=== TASK INSTRUCTIONS ===
Using the listing below, give the number of lines where "Crédito" appears, and nothing else.
Begin DATA LINES
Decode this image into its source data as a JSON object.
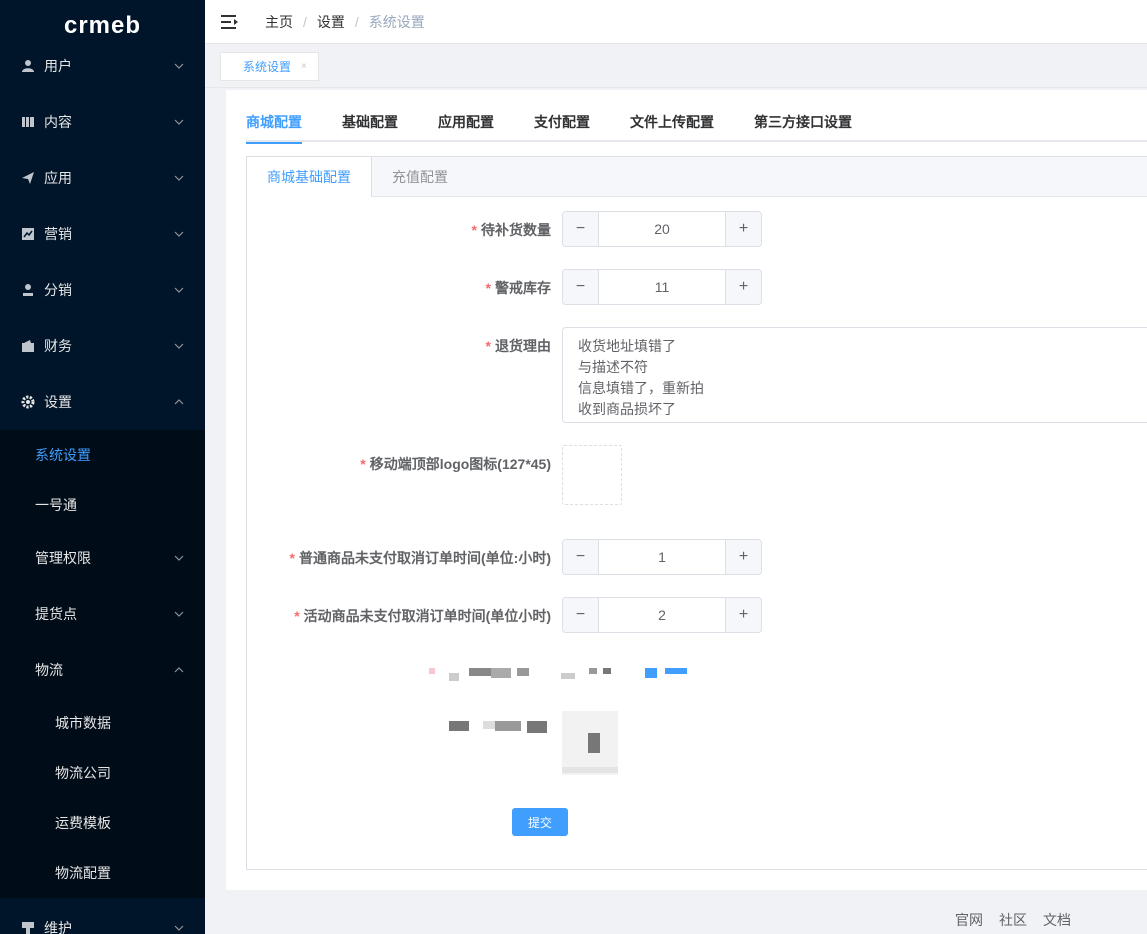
{
  "sidebar": {
    "logo": "crmeb",
    "items": [
      {
        "label": "用户",
        "icon": "user-icon"
      },
      {
        "label": "内容",
        "icon": "content-icon"
      },
      {
        "label": "应用",
        "icon": "send-icon"
      },
      {
        "label": "营销",
        "icon": "chart-icon"
      },
      {
        "label": "分销",
        "icon": "distribution-icon"
      },
      {
        "label": "财务",
        "icon": "wallet-icon"
      },
      {
        "label": "设置",
        "icon": "gear-icon"
      }
    ],
    "settings_sub": [
      {
        "label": "系统设置",
        "active": true
      },
      {
        "label": "一号通"
      },
      {
        "label": "管理权限"
      },
      {
        "label": "提货点"
      },
      {
        "label": "物流"
      }
    ],
    "logistics_sub": [
      {
        "label": "城市数据"
      },
      {
        "label": "物流公司"
      },
      {
        "label": "运费模板"
      },
      {
        "label": "物流配置"
      }
    ],
    "last_item": {
      "label": "维护",
      "icon": "maintain-icon"
    }
  },
  "header": {
    "breadcrumb": [
      "主页",
      "设置",
      "系统设置"
    ]
  },
  "tagsbar": {
    "tag_label": "系统设置",
    "tag_close": "×"
  },
  "tabs": [
    "商城配置",
    "基础配置",
    "应用配置",
    "支付配置",
    "文件上传配置",
    "第三方接口设置"
  ],
  "inner_tabs": [
    "商城基础配置",
    "充值配置"
  ],
  "form": {
    "restock": {
      "label": "待补货数量",
      "value": "20"
    },
    "warn_stock": {
      "label": "警戒库存",
      "value": "11"
    },
    "return_reason": {
      "label": "退货理由",
      "lines": [
        "收货地址填错了",
        "与描述不符",
        "信息填错了，重新拍",
        "收到商品损坏了"
      ]
    },
    "mobile_logo": {
      "label": "移动端顶部logo图标(127*45)"
    },
    "normal_cancel": {
      "label": "普通商品未支付取消订单时间(单位:小时)",
      "value": "1"
    },
    "activity_cancel": {
      "label": "活动商品未支付取消订单时间(单位小时)",
      "value": "2"
    },
    "required_mark": "*",
    "minus": "−",
    "plus": "+",
    "submit_label": "提交"
  },
  "footer": [
    "官网",
    "社区",
    "文档"
  ],
  "colors": {
    "sidebar_bg": "#001529",
    "accent": "#409eff",
    "required": "#f56c6c"
  }
}
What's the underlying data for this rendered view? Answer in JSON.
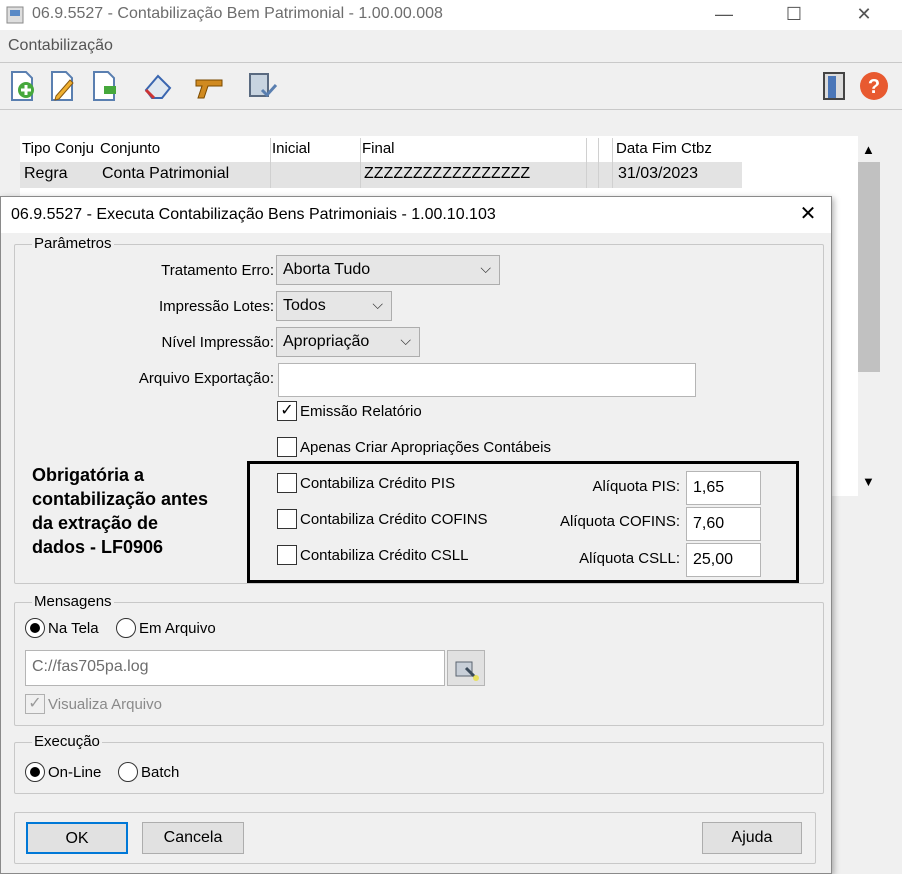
{
  "background_window": {
    "title": "06.9.5527 - Contabilização Bem Patrimonial - 1.00.00.008",
    "menu_label": "Contabilização",
    "window_buttons": {
      "minimize": "—",
      "maximize": "☐",
      "close": "✕"
    },
    "toolbar_icons": [
      "add-icon",
      "edit-icon",
      "copy-icon",
      "eraser-icon",
      "gun-icon",
      "document-check-icon"
    ],
    "grid": {
      "headers": [
        "Tipo Conju",
        "Conjunto",
        "Inicial",
        "Final",
        "",
        "",
        "Data Fim Ctbz"
      ],
      "row": [
        "Regra",
        "Conta Patrimonial",
        "",
        "ZZZZZZZZZZZZZZZZZ",
        "",
        "",
        "31/03/2023"
      ]
    }
  },
  "dialog": {
    "title": "06.9.5527 - Executa Contabilização Bens Patrimoniais - 1.00.10.103",
    "close_glyph": "✕",
    "parametros": {
      "group_label": "Parâmetros",
      "tratamento_erro_label": "Tratamento Erro:",
      "tratamento_erro_value": "Aborta Tudo",
      "impressao_lotes_label": "Impressão Lotes:",
      "impressao_lotes_value": "Todos",
      "nivel_impressao_label": "Nível Impressão:",
      "nivel_impressao_value": "Apropriação",
      "arquivo_exportacao_label": "Arquivo Exportação:",
      "arquivo_exportacao_value": "",
      "emissao_relatorio_label": "Emissão Relatório",
      "emissao_relatorio_checked": true,
      "apenas_criar_label": "Apenas Criar Apropriações Contábeis",
      "pis_label": "Contabiliza Crédito PIS",
      "cofins_label": "Contabiliza Crédito COFINS",
      "csll_label": "Contabiliza Crédito CSLL",
      "aliquota_pis_label": "Alíquota PIS:",
      "aliquota_pis_value": "1,65",
      "aliquota_cofins_label": "Alíquota COFINS:",
      "aliquota_cofins_value": "7,60",
      "aliquota_csll_label": "Alíquota CSLL:",
      "aliquota_csll_value": "25,00"
    },
    "mensagens": {
      "group_label": "Mensagens",
      "na_tela_label": "Na Tela",
      "em_arquivo_label": "Em Arquivo",
      "file_value": "C://fas705pa.log",
      "visualiza_label": "Visualiza Arquivo"
    },
    "execucao": {
      "group_label": "Execução",
      "online_label": "On-Line",
      "batch_label": "Batch"
    },
    "buttons": {
      "ok": "OK",
      "cancela": "Cancela",
      "ajuda": "Ajuda"
    }
  },
  "annotation": {
    "lines": [
      "Obrigatória a",
      "contabilização antes",
      "da extração de",
      "dados - LF0906"
    ]
  }
}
End DATA LINES
=== RESULT OF THE TASK ===
3